The ordeal took its toll, and by all accounts Burtt was difficult to deal with during his early years at Iona. He was moody on the court and aloof off it, and without many friends. "Steve has a lot of pent-up rage," says assistant coach Kenny Williamson, who became one of Burtt's few confidants after coaching him on Manhattan's prestigious Riverside Church team and subsequently recruiting him for Iona. "He can be sullen. He had a very quick temper. It's taken him years to shake the feeling that the world has done him an injustice. He doesn't let people get close to him because he's afraid he might lose them, too." Another assistant coach and friend, Rich Petriccione, says simply, "Stevie has never had anyone in his life to say, 'Good game.' "

Burtt is also close to Kennedy, who was promoted from assistant to head coach after Jim Valvano jumped from Iona into the national spotlight at North Carolina State in 1980. In Burtt's troubled freshman year, Kennedy, then a rookie head coach at 29, would spend as much as three hours a day with him, often accompanying Steve on his trips to visit his grandmother. "Stevie has something harder inside him than other kids that makes him what he is," says Kennedy. "To see this very tough kid taking care of his grandmother, bathing her and massaging her, was a very loving, emotional thing."

** GIVEN MATERIAL **
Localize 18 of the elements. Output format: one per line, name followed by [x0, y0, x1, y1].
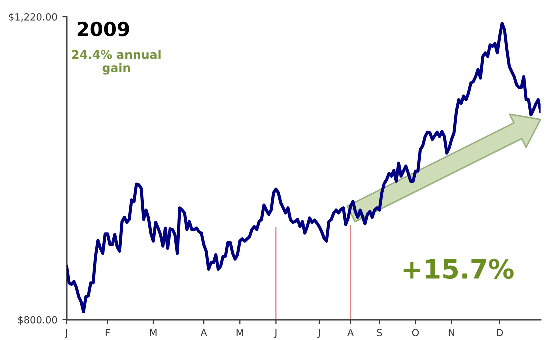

** DO THIS **
In the excerpt about Steve Burtt, rewrite the paragraph beginning "Burtt is also close to Kennedy" as a short bulleted list that keeps its main facts.

** REPLY TO THE EXERCISE **
- Burtt is close to Kennedy, who was promoted from assistant to head coach at Iona after Jim Valvano left for North Carolina State in 1980.
- In Burtt's troubled freshman year, Kennedy, then a 29-year-old rookie head coach, spent as much as three hours a day with him, often going along on his visits to his grandmother.
- Kennedy says Burtt has something harder inside him than other kids, and that seeing him bathe and massage his grandmother was very loving and emotional.